## Given instruction
Find each line with the word "基于软交换的媒体服务器测试方法" and copy it.

-------- Data for this task --------

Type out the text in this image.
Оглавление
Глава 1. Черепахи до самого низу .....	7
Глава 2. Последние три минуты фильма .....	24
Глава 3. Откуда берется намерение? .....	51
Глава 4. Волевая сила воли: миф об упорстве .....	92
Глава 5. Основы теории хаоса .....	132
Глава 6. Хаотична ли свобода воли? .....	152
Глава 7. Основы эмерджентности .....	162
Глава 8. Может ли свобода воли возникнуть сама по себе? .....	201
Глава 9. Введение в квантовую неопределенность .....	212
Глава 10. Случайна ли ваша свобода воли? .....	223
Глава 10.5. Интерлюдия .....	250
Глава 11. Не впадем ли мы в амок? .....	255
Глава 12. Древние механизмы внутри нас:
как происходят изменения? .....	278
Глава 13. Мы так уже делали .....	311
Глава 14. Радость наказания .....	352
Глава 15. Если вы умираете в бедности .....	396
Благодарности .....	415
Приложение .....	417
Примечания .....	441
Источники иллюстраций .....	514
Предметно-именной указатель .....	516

--------
-------- Data for this task --------

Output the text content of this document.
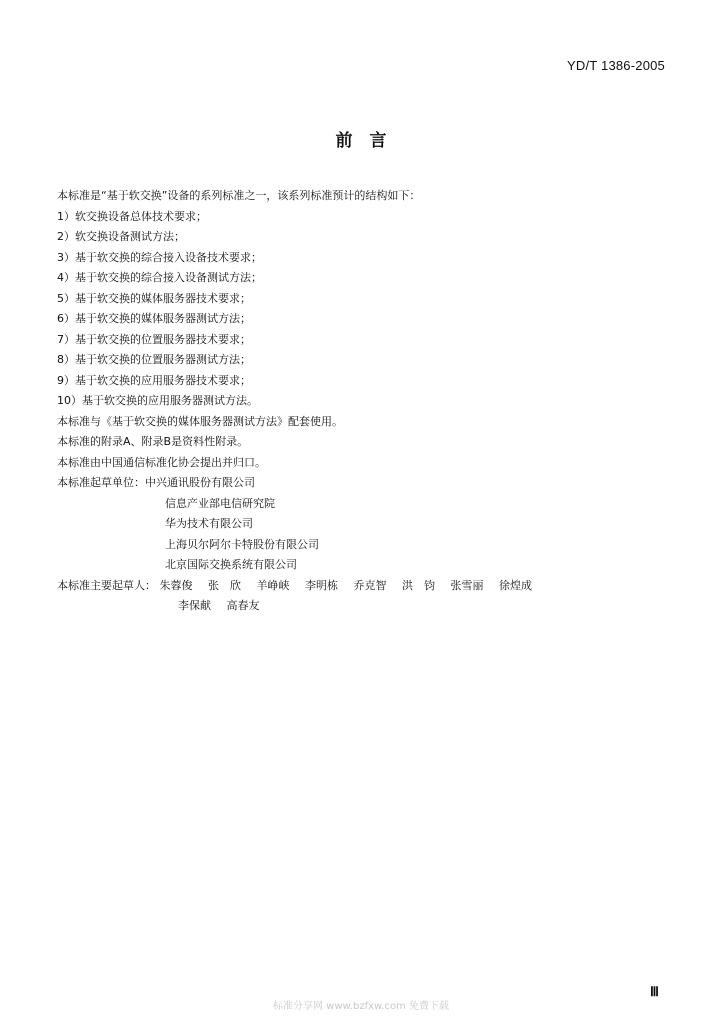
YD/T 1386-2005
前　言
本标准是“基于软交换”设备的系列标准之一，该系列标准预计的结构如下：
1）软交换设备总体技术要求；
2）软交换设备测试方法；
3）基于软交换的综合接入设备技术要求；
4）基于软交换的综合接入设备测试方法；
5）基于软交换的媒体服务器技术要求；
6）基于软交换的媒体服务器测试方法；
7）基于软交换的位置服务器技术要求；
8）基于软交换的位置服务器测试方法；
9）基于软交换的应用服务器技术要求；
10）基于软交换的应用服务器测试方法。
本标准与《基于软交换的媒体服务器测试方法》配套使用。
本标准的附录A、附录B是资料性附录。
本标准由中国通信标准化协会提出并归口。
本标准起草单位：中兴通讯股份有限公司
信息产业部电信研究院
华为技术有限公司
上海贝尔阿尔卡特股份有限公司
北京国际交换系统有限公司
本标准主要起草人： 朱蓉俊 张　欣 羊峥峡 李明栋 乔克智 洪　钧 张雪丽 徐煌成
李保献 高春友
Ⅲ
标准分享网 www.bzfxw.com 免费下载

--------

## Solution
6）基于软交换的媒体服务器测试方法；
本标准与《基于软交换的媒体服务器测试方法》配套使用。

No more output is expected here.